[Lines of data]

--

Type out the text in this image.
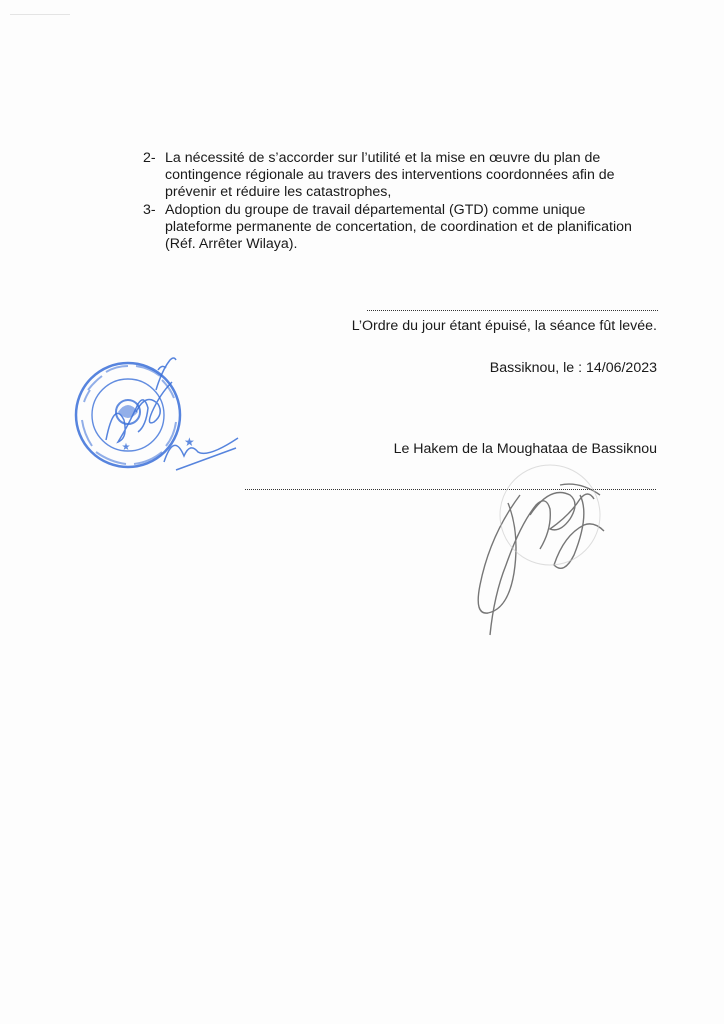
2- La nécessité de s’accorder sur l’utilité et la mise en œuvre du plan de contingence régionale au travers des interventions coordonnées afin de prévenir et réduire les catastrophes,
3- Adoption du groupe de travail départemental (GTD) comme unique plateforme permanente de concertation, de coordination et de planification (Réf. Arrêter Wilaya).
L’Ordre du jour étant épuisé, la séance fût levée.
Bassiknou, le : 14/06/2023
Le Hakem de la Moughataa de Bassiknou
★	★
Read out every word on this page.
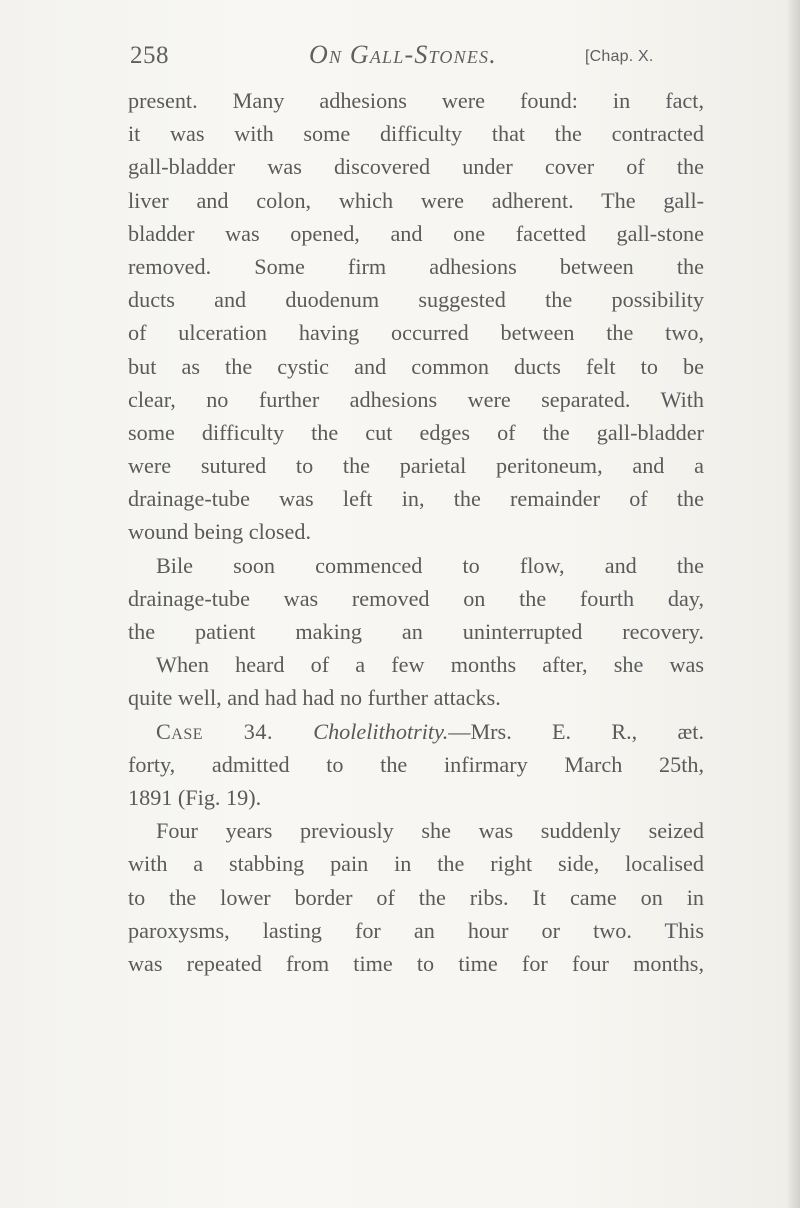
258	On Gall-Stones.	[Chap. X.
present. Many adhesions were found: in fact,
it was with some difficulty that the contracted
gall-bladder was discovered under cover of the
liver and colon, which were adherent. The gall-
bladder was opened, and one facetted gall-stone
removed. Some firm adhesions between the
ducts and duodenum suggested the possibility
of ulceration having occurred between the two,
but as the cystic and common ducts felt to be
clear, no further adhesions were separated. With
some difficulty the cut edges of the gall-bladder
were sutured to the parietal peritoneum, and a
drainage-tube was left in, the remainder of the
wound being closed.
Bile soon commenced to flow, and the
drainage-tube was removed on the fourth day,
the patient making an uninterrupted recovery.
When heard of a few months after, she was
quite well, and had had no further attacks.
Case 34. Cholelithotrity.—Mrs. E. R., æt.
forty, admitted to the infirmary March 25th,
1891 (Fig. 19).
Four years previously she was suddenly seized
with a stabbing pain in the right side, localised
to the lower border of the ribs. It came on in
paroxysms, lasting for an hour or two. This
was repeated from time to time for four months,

--

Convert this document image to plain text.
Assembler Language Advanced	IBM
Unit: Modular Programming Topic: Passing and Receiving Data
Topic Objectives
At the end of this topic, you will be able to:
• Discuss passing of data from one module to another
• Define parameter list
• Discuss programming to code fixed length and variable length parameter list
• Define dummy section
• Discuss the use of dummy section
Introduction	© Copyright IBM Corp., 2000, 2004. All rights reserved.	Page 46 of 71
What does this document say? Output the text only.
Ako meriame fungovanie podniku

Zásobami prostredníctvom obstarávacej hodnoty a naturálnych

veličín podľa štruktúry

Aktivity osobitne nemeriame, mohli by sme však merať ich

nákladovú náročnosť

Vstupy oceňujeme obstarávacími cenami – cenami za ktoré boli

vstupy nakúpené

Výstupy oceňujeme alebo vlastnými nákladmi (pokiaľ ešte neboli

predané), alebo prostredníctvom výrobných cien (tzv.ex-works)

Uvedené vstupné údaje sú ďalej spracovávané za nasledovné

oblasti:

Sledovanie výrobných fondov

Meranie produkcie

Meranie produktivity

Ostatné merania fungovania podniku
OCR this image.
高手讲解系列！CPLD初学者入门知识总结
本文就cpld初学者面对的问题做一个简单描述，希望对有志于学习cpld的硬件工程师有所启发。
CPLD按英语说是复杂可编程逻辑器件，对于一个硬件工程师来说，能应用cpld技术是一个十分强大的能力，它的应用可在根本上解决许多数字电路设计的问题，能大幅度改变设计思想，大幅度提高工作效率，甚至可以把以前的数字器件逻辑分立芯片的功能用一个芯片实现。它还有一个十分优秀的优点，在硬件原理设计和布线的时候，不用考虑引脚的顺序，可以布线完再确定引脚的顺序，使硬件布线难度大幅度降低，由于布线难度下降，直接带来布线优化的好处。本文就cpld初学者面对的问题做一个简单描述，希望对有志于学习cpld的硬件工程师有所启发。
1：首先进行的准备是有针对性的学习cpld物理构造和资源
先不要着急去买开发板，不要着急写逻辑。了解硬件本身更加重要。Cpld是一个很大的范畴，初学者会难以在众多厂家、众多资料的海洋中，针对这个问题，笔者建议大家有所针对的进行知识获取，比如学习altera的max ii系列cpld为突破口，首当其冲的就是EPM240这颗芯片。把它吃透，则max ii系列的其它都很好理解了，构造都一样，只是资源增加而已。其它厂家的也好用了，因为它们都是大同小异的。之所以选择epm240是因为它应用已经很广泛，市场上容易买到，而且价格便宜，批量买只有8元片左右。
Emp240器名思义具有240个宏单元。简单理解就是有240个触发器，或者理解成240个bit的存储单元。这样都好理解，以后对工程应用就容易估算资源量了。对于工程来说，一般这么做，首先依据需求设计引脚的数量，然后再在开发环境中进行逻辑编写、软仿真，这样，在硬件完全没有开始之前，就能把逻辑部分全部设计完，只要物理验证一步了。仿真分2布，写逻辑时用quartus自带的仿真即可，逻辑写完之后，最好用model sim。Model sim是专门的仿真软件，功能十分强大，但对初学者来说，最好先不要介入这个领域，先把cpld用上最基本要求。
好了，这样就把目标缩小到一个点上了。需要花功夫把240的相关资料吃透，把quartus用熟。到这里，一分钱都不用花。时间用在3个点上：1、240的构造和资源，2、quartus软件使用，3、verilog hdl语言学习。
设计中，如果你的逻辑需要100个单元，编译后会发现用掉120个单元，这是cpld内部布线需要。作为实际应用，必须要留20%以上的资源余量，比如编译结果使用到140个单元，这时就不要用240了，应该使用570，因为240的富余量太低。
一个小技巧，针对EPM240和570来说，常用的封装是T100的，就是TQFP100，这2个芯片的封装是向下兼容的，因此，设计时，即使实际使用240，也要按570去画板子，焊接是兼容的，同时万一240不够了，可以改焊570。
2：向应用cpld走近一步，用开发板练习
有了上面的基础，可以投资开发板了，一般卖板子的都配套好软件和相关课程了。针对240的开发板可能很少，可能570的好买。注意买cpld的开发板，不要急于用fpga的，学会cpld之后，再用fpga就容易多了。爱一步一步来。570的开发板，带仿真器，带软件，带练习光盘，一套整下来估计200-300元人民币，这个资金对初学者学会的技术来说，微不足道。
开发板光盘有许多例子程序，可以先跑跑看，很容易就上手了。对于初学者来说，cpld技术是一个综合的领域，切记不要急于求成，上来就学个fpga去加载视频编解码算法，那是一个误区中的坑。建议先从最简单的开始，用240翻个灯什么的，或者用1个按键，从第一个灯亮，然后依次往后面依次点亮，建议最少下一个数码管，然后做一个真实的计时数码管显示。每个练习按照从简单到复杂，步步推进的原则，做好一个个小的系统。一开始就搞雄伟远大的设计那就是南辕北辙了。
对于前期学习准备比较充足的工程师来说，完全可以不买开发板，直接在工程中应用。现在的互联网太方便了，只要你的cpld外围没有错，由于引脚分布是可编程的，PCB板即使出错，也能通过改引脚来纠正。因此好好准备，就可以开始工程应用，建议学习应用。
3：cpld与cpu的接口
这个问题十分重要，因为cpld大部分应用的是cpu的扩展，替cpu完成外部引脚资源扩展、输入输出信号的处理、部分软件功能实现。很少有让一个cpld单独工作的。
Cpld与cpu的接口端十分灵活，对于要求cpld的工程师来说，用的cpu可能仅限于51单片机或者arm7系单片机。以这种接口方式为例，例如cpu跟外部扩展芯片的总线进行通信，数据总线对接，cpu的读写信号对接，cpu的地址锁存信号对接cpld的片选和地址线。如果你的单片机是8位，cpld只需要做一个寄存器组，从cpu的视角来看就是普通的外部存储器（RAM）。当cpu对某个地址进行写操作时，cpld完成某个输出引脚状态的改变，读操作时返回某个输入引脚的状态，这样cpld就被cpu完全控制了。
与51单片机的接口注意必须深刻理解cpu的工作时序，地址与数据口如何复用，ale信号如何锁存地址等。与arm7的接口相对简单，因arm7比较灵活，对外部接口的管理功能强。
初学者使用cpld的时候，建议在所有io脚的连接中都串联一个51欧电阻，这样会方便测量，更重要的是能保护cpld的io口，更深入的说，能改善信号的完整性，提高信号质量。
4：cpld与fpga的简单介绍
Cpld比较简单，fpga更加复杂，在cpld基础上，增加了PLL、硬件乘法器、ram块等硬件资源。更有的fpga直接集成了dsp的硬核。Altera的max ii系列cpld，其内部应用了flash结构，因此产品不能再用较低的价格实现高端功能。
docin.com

--

- **REQUEST**
Search the entries for the word "Discuss" and copy every line that has it.

- **THE REPLY**
• Discuss passing of data from one module to another
• Discuss programming to code fixed length and variable length parameter list
• Discuss the use of dummy section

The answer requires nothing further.